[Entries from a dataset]
'''
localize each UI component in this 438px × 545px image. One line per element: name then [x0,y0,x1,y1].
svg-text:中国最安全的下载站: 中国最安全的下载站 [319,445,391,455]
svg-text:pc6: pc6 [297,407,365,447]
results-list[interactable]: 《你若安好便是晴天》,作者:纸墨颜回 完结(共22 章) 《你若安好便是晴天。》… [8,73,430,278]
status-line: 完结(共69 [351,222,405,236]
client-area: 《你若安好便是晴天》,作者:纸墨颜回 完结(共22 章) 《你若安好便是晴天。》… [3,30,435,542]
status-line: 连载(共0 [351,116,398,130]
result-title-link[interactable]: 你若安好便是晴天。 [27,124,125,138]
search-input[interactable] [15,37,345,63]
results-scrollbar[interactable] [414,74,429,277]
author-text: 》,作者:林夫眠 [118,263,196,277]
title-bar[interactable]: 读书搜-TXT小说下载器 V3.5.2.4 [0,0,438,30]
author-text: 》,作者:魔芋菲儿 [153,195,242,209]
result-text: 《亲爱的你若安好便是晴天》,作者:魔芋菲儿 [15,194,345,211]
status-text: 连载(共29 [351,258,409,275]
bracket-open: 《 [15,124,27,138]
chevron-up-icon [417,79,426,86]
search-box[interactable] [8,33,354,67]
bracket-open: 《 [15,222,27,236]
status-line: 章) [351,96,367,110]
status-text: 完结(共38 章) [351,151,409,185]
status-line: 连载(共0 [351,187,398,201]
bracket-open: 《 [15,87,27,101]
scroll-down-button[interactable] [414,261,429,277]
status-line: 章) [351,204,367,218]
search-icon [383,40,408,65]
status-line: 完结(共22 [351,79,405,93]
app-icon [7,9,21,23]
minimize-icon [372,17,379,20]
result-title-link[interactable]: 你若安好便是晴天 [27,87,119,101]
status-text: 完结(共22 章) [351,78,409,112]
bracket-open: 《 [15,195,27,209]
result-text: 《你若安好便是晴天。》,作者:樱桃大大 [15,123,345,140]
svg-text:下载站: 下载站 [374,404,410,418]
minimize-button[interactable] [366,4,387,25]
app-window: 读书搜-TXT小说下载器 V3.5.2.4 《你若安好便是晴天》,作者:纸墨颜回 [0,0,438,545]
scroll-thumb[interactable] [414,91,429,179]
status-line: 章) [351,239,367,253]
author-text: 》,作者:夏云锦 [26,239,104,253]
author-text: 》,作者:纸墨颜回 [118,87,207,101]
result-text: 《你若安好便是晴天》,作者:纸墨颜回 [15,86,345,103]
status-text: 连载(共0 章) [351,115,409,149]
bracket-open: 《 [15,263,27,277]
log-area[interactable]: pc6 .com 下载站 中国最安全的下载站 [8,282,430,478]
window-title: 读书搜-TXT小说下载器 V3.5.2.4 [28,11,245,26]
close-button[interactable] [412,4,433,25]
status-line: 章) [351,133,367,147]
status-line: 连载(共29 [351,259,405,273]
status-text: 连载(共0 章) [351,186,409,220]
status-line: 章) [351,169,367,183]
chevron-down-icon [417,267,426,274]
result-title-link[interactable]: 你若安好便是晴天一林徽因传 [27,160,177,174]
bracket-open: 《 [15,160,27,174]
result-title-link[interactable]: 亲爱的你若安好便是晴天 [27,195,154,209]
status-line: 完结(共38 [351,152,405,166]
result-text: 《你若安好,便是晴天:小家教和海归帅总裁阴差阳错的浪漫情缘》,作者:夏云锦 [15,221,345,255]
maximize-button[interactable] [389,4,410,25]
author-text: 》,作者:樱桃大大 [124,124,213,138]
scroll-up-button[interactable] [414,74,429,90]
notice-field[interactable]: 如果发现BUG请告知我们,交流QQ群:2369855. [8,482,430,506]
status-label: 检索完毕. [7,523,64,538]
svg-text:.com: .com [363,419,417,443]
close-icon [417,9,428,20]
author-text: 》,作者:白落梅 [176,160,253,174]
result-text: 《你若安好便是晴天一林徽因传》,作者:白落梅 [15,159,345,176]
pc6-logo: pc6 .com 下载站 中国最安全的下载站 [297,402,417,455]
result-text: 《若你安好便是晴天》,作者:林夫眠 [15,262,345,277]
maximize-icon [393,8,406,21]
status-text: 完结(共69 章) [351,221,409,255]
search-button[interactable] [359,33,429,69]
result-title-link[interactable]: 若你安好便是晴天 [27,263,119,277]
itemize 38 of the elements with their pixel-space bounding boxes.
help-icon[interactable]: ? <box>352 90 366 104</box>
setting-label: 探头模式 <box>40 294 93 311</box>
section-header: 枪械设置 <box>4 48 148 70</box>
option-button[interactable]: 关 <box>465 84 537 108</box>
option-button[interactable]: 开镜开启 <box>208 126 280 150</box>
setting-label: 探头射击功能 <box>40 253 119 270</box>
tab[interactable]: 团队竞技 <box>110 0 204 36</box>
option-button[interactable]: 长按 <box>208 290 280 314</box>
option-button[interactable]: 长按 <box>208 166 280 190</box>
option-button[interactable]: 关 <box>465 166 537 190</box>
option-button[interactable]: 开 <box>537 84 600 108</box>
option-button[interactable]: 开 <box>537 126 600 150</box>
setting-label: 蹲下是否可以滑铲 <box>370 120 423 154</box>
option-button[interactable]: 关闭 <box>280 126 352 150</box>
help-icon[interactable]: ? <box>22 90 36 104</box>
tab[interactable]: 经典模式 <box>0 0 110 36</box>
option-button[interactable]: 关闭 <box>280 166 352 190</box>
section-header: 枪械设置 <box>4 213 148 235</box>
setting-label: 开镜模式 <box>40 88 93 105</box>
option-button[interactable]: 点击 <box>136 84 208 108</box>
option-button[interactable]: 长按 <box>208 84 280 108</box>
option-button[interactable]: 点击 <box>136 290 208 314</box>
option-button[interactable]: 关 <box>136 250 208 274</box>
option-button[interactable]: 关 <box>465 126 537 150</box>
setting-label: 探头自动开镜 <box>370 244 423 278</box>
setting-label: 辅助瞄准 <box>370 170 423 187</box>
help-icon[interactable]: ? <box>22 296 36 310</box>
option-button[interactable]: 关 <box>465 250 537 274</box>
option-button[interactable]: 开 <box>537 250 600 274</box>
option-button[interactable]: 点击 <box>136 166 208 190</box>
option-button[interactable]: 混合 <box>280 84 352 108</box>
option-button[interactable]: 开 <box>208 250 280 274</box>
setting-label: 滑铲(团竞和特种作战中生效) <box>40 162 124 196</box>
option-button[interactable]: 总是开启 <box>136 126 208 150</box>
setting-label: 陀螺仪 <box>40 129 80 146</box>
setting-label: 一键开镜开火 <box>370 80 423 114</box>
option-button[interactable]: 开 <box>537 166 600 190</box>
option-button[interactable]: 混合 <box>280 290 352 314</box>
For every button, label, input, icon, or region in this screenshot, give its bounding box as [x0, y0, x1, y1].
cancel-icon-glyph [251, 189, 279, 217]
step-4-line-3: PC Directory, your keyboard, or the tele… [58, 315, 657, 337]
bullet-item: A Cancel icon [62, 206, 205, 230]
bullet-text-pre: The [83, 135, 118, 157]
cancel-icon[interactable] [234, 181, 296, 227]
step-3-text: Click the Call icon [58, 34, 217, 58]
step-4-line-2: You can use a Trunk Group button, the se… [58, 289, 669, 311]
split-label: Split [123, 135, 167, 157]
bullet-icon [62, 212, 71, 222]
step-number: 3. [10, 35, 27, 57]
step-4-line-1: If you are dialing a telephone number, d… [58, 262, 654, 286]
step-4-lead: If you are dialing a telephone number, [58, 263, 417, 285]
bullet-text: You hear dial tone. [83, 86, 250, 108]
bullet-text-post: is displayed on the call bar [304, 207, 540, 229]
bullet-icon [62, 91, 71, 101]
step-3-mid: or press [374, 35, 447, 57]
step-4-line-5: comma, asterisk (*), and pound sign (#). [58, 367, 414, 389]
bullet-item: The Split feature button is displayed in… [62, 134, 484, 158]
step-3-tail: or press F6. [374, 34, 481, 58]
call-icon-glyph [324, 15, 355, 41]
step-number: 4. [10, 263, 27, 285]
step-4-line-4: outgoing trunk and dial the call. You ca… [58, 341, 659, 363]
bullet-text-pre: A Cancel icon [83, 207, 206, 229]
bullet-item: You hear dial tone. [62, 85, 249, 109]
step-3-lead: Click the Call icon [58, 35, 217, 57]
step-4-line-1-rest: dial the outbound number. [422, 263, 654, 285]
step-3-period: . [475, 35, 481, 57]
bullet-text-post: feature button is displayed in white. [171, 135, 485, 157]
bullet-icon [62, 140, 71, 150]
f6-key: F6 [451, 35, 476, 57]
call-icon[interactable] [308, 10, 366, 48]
'''
* _Set task_: Reproduce the data starting at the beginning and ending at the line containing "status-line: 连载(共0 [351,116,398,130]", swapping "client-area" for "content-area" and leaving everything else unchanged.

* _Response_:
localize each UI component in this 438px × 545px image. One line per element: name then [x0,y0,x1,y1].
svg-text:中国最安全的下载站: 中国最安全的下载站 [319,445,391,455]
svg-text:pc6: pc6 [297,407,365,447]
results-list[interactable]: 《你若安好便是晴天》,作者:纸墨颜回 完结(共22 章) 《你若安好便是晴天。》… [8,73,430,278]
status-line: 完结(共69 [351,222,405,236]
content-area: 《你若安好便是晴天》,作者:纸墨颜回 完结(共22 章) 《你若安好便是晴天。》… [3,30,435,542]
status-line: 连载(共0 [351,116,398,130]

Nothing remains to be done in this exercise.